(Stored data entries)
******************************

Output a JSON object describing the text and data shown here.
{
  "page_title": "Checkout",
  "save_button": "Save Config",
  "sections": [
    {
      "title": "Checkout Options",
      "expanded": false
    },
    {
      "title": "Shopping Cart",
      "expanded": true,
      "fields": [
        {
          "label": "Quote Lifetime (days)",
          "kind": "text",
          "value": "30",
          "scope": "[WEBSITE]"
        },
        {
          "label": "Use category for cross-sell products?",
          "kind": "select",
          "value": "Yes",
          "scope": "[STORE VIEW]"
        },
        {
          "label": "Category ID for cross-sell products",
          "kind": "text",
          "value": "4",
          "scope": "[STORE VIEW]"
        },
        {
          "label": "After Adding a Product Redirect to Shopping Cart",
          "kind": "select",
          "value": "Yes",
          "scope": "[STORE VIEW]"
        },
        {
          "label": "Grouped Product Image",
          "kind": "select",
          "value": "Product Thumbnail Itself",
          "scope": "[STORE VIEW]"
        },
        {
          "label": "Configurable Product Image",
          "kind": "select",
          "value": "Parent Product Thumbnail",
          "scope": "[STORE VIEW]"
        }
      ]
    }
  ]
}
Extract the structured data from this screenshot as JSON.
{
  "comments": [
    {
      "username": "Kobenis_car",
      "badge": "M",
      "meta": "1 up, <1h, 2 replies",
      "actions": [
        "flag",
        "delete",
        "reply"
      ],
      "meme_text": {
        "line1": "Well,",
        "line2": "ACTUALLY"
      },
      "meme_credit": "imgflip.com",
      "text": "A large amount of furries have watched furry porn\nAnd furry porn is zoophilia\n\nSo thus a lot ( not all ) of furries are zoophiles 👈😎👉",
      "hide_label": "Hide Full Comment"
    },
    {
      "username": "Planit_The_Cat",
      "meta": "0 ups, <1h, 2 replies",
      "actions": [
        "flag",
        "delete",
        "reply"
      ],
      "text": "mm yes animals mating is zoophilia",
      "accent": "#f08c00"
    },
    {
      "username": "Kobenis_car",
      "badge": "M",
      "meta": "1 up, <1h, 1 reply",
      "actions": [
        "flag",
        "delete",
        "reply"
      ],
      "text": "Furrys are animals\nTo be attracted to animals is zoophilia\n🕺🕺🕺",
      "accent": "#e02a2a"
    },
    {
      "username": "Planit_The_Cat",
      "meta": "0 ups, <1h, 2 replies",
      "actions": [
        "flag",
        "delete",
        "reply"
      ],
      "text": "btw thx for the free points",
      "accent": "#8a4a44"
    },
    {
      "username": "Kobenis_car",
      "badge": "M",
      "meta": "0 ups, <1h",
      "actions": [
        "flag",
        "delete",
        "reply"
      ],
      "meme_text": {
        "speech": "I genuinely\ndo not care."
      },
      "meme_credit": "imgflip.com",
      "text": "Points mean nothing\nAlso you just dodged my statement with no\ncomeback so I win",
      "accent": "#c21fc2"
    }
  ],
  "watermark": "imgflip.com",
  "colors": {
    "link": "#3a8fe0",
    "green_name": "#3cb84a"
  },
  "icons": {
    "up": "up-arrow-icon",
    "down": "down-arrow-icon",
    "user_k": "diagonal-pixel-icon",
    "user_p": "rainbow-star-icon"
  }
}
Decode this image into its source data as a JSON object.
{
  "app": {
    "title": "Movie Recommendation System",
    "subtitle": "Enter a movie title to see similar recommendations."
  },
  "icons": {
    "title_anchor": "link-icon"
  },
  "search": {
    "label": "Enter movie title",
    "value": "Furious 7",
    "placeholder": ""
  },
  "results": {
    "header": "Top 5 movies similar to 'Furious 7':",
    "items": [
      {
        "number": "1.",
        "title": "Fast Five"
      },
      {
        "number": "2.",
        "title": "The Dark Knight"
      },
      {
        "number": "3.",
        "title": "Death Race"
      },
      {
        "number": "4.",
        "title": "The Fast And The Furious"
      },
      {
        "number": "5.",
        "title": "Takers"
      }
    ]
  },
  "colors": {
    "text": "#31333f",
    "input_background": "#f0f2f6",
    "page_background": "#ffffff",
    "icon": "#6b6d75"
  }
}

******************************

Task objective: From the records above, work out how many lines contain the string "similar". Give only the number.

Written response: 2